[Extracted entries]:
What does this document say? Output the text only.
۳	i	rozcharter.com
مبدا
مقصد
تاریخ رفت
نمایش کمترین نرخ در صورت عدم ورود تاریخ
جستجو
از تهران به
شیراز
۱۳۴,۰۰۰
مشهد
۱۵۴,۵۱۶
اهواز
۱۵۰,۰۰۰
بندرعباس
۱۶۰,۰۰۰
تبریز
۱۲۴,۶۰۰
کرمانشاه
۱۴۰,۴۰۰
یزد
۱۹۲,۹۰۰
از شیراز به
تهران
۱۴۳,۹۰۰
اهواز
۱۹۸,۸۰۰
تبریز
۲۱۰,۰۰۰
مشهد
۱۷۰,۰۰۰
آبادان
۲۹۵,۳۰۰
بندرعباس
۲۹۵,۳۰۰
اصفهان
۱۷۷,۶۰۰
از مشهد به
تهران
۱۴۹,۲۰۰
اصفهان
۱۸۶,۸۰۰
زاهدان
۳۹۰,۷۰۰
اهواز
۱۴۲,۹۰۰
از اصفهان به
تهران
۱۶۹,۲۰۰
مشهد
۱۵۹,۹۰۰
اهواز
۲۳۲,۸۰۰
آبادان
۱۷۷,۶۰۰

[Stated task]: Output the records above in their entirety, exactly.

[Answer]:
What does this document say? Output the text only.
۳	i	rozcharter.com
مبدا
مقصد
تاریخ رفت
نمایش کمترین نرخ در صورت عدم ورود تاریخ
جستجو
از تهران به
شیراز
۱۳۴,۰۰۰
مشهد
۱۵۴,۵۱۶
اهواز
۱۵۰,۰۰۰
بندرعباس
۱۶۰,۰۰۰
تبریز
۱۲۴,۶۰۰
کرمانشاه
۱۴۰,۴۰۰
یزد
۱۹۲,۹۰۰
از شیراز به
تهران
۱۴۳,۹۰۰
اهواز
۱۹۸,۸۰۰
تبریز
۲۱۰,۰۰۰
مشهد
۱۷۰,۰۰۰
آبادان
۲۹۵,۳۰۰
بندرعباس
۲۹۵,۳۰۰
اصفهان
۱۷۷,۶۰۰
از مشهد به
تهران
۱۴۹,۲۰۰
اصفهان
۱۸۶,۸۰۰
زاهدان
۳۹۰,۷۰۰
اهواز
۱۴۲,۹۰۰
از اصفهان به
تهران
۱۶۹,۲۰۰
مشهد
۱۵۹,۹۰۰
اهواز
۲۳۲,۸۰۰
آبادان
۱۷۷,۶۰۰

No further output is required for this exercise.